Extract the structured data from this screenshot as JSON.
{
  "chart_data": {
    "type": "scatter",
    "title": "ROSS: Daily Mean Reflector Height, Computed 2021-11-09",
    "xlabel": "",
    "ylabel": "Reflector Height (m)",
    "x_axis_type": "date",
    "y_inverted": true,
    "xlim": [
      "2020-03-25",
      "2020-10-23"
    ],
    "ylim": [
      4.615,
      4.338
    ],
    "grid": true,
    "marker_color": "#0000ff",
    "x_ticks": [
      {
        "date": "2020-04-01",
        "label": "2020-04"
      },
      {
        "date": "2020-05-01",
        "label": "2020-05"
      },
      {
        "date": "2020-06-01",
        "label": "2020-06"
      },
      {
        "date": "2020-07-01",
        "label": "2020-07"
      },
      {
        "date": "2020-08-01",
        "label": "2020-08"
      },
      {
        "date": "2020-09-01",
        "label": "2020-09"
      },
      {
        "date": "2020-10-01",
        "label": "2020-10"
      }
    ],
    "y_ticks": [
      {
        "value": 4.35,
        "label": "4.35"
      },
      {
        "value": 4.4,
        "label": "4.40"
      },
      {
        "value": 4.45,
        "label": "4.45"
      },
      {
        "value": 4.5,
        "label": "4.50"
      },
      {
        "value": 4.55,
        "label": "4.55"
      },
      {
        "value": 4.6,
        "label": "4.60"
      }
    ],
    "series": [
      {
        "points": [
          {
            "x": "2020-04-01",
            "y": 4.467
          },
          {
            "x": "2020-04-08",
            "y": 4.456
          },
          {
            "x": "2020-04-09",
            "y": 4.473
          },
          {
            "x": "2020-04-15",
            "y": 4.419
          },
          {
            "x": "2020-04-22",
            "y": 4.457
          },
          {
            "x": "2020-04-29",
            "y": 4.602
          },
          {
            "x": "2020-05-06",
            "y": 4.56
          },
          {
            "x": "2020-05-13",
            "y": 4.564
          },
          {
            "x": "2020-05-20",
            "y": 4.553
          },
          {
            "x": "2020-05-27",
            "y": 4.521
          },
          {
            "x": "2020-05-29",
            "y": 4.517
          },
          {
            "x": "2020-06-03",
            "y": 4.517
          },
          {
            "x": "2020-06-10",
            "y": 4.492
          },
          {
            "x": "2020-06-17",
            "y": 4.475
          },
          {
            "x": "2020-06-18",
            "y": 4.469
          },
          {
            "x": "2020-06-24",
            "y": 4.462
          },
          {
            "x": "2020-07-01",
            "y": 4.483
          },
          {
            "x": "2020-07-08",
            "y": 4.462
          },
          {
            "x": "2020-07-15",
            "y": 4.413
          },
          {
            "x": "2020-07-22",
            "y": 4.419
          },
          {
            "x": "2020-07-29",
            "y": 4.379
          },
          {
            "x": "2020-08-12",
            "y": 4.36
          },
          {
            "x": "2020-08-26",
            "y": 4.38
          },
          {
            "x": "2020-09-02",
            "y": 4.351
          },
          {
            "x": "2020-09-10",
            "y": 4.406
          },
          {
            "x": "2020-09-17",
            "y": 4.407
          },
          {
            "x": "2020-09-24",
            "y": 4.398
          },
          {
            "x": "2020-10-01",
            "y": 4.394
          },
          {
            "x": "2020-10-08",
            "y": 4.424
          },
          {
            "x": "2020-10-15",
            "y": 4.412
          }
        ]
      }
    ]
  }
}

□ □ □ □ □ □ □

** Stated problem **
Your task is to output all of the data above word for word.

** Correct output **
Extract the structured data from this screenshot as JSON.
{
  "chart_data": {
    "type": "scatter",
    "title": "ROSS: Daily Mean Reflector Height, Computed 2021-11-09",
    "xlabel": "",
    "ylabel": "Reflector Height (m)",
    "x_axis_type": "date",
    "y_inverted": true,
    "xlim": [
      "2020-03-25",
      "2020-10-23"
    ],
    "ylim": [
      4.615,
      4.338
    ],
    "grid": true,
    "marker_color": "#0000ff",
    "x_ticks": [
      {
        "date": "2020-04-01",
        "label": "2020-04"
      },
      {
        "date": "2020-05-01",
        "label": "2020-05"
      },
      {
        "date": "2020-06-01",
        "label": "2020-06"
      },
      {
        "date": "2020-07-01",
        "label": "2020-07"
      },
      {
        "date": "2020-08-01",
        "label": "2020-08"
      },
      {
        "date": "2020-09-01",
        "label": "2020-09"
      },
      {
        "date": "2020-10-01",
        "label": "2020-10"
      }
    ],
    "y_ticks": [
      {
        "value": 4.35,
        "label": "4.35"
      },
      {
        "value": 4.4,
        "label": "4.40"
      },
      {
        "value": 4.45,
        "label": "4.45"
      },
      {
        "value": 4.5,
        "label": "4.50"
      },
      {
        "value": 4.55,
        "label": "4.55"
      },
      {
        "value": 4.6,
        "label": "4.60"
      }
    ],
    "series": [
      {
        "points": [
          {
            "x": "2020-04-01",
            "y": 4.467
          },
          {
            "x": "2020-04-08",
            "y": 4.456
          },
          {
            "x": "2020-04-09",
            "y": 4.473
          },
          {
            "x": "2020-04-15",
            "y": 4.419
          },
          {
            "x": "2020-04-22",
            "y": 4.457
          },
          {
            "x": "2020-04-29",
            "y": 4.602
          },
          {
            "x": "2020-05-06",
            "y": 4.56
          },
          {
            "x": "2020-05-13",
            "y": 4.564
          },
          {
            "x": "2020-05-20",
            "y": 4.553
          },
          {
            "x": "2020-05-27",
            "y": 4.521
          },
          {
            "x": "2020-05-29",
            "y": 4.517
          },
          {
            "x": "2020-06-03",
            "y": 4.517
          },
          {
            "x": "2020-06-10",
            "y": 4.492
          },
          {
            "x": "2020-06-17",
            "y": 4.475
          },
          {
            "x": "2020-06-18",
            "y": 4.469
          },
          {
            "x": "2020-06-24",
            "y": 4.462
          },
          {
            "x": "2020-07-01",
            "y": 4.483
          },
          {
            "x": "2020-07-08",
            "y": 4.462
          },
          {
            "x": "2020-07-15",
            "y": 4.413
          },
          {
            "x": "2020-07-22",
            "y": 4.419
          },
          {
            "x": "2020-07-29",
            "y": 4.379
          },
          {
            "x": "2020-08-12",
            "y": 4.36
          },
          {
            "x": "2020-08-26",
            "y": 4.38
          },
          {
            "x": "2020-09-02",
            "y": 4.351
          },
          {
            "x": "2020-09-10",
            "y": 4.406
          },
          {
            "x": "2020-09-17",
            "y": 4.407
          },
          {
            "x": "2020-09-24",
            "y": 4.398
          },
          {
            "x": "2020-10-01",
            "y": 4.394
          },
          {
            "x": "2020-10-08",
            "y": 4.424
          },
          {
            "x": "2020-10-15",
            "y": 4.412
          }
        ]
      }
    ]
  }
}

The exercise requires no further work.